[Task brief]: Exclude the pictures, then copy all remaining records exactly.

-- begin Items --

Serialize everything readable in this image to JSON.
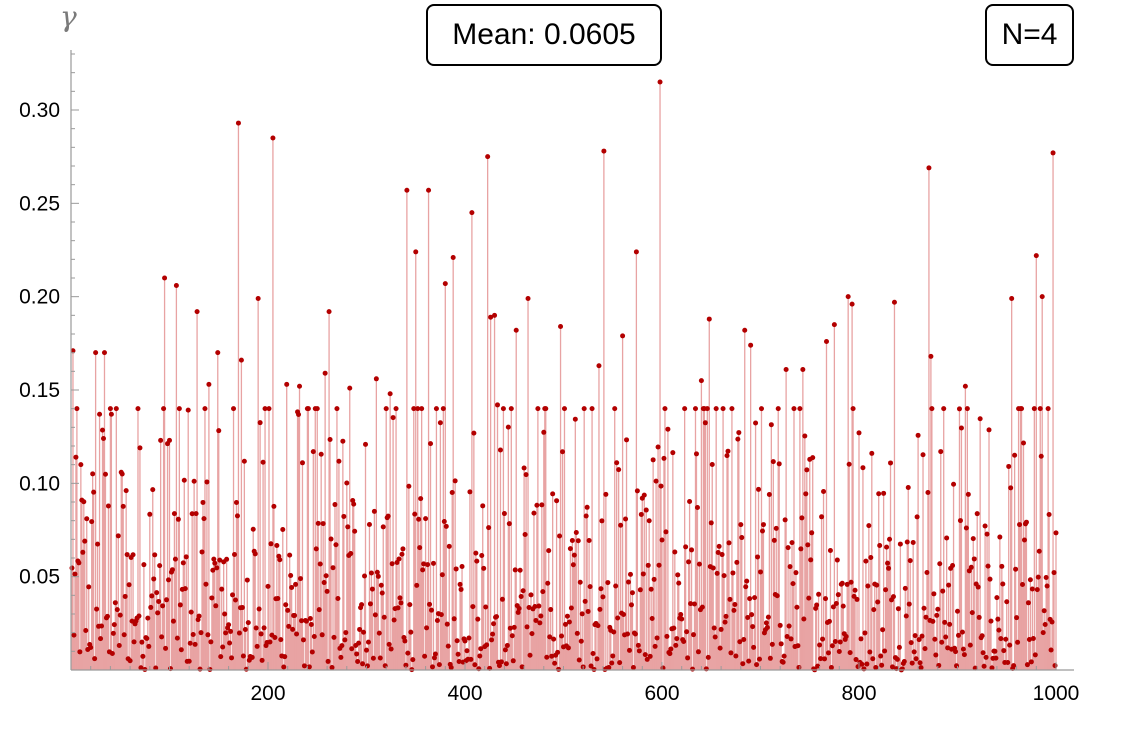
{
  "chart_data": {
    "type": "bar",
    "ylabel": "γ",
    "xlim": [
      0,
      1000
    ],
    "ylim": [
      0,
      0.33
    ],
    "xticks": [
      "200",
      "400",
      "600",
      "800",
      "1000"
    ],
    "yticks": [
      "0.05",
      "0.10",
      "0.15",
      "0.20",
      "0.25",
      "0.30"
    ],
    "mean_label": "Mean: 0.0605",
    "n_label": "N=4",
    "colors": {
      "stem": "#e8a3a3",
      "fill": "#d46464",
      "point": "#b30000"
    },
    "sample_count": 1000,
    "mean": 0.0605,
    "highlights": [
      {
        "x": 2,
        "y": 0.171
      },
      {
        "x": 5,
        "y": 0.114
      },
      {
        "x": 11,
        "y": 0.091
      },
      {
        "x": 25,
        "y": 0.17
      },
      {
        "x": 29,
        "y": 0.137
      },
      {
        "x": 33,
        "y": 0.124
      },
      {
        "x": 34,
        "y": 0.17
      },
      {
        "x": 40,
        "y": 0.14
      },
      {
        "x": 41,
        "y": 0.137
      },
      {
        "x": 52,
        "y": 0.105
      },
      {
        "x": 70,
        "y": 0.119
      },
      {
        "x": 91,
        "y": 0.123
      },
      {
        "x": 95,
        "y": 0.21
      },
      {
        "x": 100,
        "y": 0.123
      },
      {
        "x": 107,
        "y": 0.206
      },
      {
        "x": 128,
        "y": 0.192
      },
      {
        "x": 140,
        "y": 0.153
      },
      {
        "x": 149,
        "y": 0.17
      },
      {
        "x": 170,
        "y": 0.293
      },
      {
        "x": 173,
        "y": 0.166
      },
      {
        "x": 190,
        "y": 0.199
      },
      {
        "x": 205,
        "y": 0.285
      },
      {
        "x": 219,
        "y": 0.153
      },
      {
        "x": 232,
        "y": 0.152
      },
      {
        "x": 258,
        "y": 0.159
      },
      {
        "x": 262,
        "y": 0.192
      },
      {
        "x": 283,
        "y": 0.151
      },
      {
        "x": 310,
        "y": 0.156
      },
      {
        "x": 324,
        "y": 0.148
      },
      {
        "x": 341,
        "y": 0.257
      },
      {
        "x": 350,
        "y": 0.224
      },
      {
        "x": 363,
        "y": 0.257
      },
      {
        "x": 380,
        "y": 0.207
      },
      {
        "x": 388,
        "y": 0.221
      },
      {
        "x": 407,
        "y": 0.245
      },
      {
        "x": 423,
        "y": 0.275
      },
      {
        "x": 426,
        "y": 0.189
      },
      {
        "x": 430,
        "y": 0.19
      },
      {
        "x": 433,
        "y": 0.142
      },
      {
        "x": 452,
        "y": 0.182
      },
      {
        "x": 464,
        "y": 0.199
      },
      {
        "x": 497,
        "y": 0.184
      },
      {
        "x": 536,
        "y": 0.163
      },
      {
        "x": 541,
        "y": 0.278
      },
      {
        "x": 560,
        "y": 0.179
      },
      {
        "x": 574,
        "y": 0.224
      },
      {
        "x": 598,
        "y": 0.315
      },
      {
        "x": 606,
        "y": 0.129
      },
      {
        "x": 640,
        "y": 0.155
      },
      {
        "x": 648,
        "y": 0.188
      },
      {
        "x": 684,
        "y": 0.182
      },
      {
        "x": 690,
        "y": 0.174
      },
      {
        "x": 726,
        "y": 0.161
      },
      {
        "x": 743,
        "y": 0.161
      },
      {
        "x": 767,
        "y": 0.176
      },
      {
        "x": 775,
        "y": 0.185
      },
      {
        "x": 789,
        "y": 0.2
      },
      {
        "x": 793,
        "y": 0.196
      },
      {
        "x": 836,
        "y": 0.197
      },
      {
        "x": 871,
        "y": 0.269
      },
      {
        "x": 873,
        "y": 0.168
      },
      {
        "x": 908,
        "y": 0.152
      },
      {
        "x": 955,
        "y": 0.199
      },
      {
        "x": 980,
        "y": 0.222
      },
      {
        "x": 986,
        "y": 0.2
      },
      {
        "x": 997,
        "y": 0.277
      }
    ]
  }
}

-- end Items --

[Solution to this problem]:
Serialize everything readable in this image to JSON.
{
  "chart_data": {
    "type": "bar",
    "ylabel": "γ",
    "xlim": [
      0,
      1000
    ],
    "ylim": [
      0,
      0.33
    ],
    "xticks": [
      "200",
      "400",
      "600",
      "800",
      "1000"
    ],
    "yticks": [
      "0.05",
      "0.10",
      "0.15",
      "0.20",
      "0.25",
      "0.30"
    ],
    "mean_label": "Mean: 0.0605",
    "n_label": "N=4",
    "colors": {
      "stem": "#e8a3a3",
      "fill": "#d46464",
      "point": "#b30000"
    },
    "sample_count": 1000,
    "mean": 0.0605,
    "highlights": [
      {
        "x": 2,
        "y": 0.171
      },
      {
        "x": 5,
        "y": 0.114
      },
      {
        "x": 11,
        "y": 0.091
      },
      {
        "x": 25,
        "y": 0.17
      },
      {
        "x": 29,
        "y": 0.137
      },
      {
        "x": 33,
        "y": 0.124
      },
      {
        "x": 34,
        "y": 0.17
      },
      {
        "x": 40,
        "y": 0.14
      },
      {
        "x": 41,
        "y": 0.137
      },
      {
        "x": 52,
        "y": 0.105
      },
      {
        "x": 70,
        "y": 0.119
      },
      {
        "x": 91,
        "y": 0.123
      },
      {
        "x": 95,
        "y": 0.21
      },
      {
        "x": 100,
        "y": 0.123
      },
      {
        "x": 107,
        "y": 0.206
      },
      {
        "x": 128,
        "y": 0.192
      },
      {
        "x": 140,
        "y": 0.153
      },
      {
        "x": 149,
        "y": 0.17
      },
      {
        "x": 170,
        "y": 0.293
      },
      {
        "x": 173,
        "y": 0.166
      },
      {
        "x": 190,
        "y": 0.199
      },
      {
        "x": 205,
        "y": 0.285
      },
      {
        "x": 219,
        "y": 0.153
      },
      {
        "x": 232,
        "y": 0.152
      },
      {
        "x": 258,
        "y": 0.159
      },
      {
        "x": 262,
        "y": 0.192
      },
      {
        "x": 283,
        "y": 0.151
      },
      {
        "x": 310,
        "y": 0.156
      },
      {
        "x": 324,
        "y": 0.148
      },
      {
        "x": 341,
        "y": 0.257
      },
      {
        "x": 350,
        "y": 0.224
      },
      {
        "x": 363,
        "y": 0.257
      },
      {
        "x": 380,
        "y": 0.207
      },
      {
        "x": 388,
        "y": 0.221
      },
      {
        "x": 407,
        "y": 0.245
      },
      {
        "x": 423,
        "y": 0.275
      },
      {
        "x": 426,
        "y": 0.189
      },
      {
        "x": 430,
        "y": 0.19
      },
      {
        "x": 433,
        "y": 0.142
      },
      {
        "x": 452,
        "y": 0.182
      },
      {
        "x": 464,
        "y": 0.199
      },
      {
        "x": 497,
        "y": 0.184
      },
      {
        "x": 536,
        "y": 0.163
      },
      {
        "x": 541,
        "y": 0.278
      },
      {
        "x": 560,
        "y": 0.179
      },
      {
        "x": 574,
        "y": 0.224
      },
      {
        "x": 598,
        "y": 0.315
      },
      {
        "x": 606,
        "y": 0.129
      },
      {
        "x": 640,
        "y": 0.155
      },
      {
        "x": 648,
        "y": 0.188
      },
      {
        "x": 684,
        "y": 0.182
      },
      {
        "x": 690,
        "y": 0.174
      },
      {
        "x": 726,
        "y": 0.161
      },
      {
        "x": 743,
        "y": 0.161
      },
      {
        "x": 767,
        "y": 0.176
      },
      {
        "x": 775,
        "y": 0.185
      },
      {
        "x": 789,
        "y": 0.2
      },
      {
        "x": 793,
        "y": 0.196
      },
      {
        "x": 836,
        "y": 0.197
      },
      {
        "x": 871,
        "y": 0.269
      },
      {
        "x": 873,
        "y": 0.168
      },
      {
        "x": 908,
        "y": 0.152
      },
      {
        "x": 955,
        "y": 0.199
      },
      {
        "x": 980,
        "y": 0.222
      },
      {
        "x": 986,
        "y": 0.2
      },
      {
        "x": 997,
        "y": 0.277
      }
    ]
  }
}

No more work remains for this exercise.